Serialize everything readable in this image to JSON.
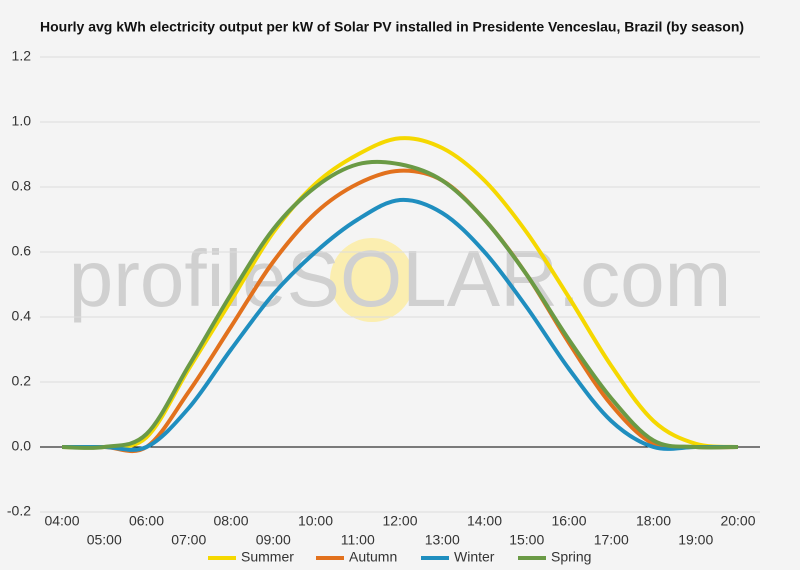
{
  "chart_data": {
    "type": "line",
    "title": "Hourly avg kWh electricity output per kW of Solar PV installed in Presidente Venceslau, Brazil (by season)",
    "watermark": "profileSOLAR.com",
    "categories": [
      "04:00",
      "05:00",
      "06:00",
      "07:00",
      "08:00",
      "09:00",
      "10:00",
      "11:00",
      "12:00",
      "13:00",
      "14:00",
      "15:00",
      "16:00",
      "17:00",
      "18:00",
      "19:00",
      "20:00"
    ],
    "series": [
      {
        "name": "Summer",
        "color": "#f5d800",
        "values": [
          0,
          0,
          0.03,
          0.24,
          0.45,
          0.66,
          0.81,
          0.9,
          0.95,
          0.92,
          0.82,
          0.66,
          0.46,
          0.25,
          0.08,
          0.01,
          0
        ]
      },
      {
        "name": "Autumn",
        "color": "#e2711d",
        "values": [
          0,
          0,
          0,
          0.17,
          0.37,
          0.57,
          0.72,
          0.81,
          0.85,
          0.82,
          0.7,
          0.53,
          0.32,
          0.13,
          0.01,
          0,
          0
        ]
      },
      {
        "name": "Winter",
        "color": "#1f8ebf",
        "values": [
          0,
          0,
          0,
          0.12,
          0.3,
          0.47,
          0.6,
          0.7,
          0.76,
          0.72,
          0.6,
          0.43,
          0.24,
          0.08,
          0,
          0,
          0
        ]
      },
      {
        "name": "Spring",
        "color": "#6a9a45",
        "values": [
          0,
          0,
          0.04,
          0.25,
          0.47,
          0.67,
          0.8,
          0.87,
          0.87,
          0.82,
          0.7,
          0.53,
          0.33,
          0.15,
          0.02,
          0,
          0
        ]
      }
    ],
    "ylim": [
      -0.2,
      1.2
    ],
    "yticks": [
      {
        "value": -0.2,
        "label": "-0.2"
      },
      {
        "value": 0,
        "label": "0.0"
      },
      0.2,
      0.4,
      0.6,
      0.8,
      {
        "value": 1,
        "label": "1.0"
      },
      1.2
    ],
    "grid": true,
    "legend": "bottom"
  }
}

==========

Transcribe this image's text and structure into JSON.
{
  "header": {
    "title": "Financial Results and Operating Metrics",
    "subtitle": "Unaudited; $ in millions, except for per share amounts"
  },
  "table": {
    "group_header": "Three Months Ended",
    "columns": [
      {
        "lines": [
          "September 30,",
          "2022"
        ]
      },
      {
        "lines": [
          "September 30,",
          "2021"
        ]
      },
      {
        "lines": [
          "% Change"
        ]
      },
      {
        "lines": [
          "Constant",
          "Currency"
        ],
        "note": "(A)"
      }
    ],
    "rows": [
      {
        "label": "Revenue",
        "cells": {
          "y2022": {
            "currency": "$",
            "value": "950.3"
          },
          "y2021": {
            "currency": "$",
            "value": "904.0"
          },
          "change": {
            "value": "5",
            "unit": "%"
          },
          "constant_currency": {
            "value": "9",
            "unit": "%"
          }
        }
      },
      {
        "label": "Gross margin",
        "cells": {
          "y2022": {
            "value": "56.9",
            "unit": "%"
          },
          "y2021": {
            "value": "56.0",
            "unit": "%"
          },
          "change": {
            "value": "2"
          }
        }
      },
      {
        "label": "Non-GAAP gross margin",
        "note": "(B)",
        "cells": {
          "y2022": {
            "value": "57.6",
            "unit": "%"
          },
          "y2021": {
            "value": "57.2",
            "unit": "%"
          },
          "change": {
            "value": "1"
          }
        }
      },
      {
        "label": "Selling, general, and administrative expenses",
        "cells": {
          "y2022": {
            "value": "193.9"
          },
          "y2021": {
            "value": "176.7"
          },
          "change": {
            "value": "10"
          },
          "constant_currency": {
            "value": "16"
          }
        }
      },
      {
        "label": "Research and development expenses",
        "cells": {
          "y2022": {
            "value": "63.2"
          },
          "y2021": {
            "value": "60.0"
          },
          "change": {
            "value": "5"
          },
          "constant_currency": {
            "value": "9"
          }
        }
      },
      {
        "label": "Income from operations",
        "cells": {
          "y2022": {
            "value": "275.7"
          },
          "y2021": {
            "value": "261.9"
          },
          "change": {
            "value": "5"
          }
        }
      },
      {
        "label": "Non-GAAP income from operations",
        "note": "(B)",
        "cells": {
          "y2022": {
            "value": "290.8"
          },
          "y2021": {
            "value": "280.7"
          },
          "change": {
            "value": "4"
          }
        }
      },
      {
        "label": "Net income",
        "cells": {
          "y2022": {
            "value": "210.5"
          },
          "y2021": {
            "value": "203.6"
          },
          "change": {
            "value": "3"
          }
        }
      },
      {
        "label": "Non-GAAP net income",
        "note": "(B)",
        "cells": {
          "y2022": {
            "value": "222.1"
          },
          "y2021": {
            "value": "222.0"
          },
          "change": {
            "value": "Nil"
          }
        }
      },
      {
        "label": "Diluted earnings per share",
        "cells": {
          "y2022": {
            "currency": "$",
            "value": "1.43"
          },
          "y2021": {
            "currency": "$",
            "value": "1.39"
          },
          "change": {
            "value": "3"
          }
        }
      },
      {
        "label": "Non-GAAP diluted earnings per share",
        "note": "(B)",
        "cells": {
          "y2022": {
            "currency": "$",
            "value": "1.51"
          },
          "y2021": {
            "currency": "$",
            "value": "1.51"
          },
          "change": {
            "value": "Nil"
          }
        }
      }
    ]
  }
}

==========

- Prompt -
Look back over the material above and state how many lines hold the word "expenses". Write the number and nothing else.

- Full solution -
2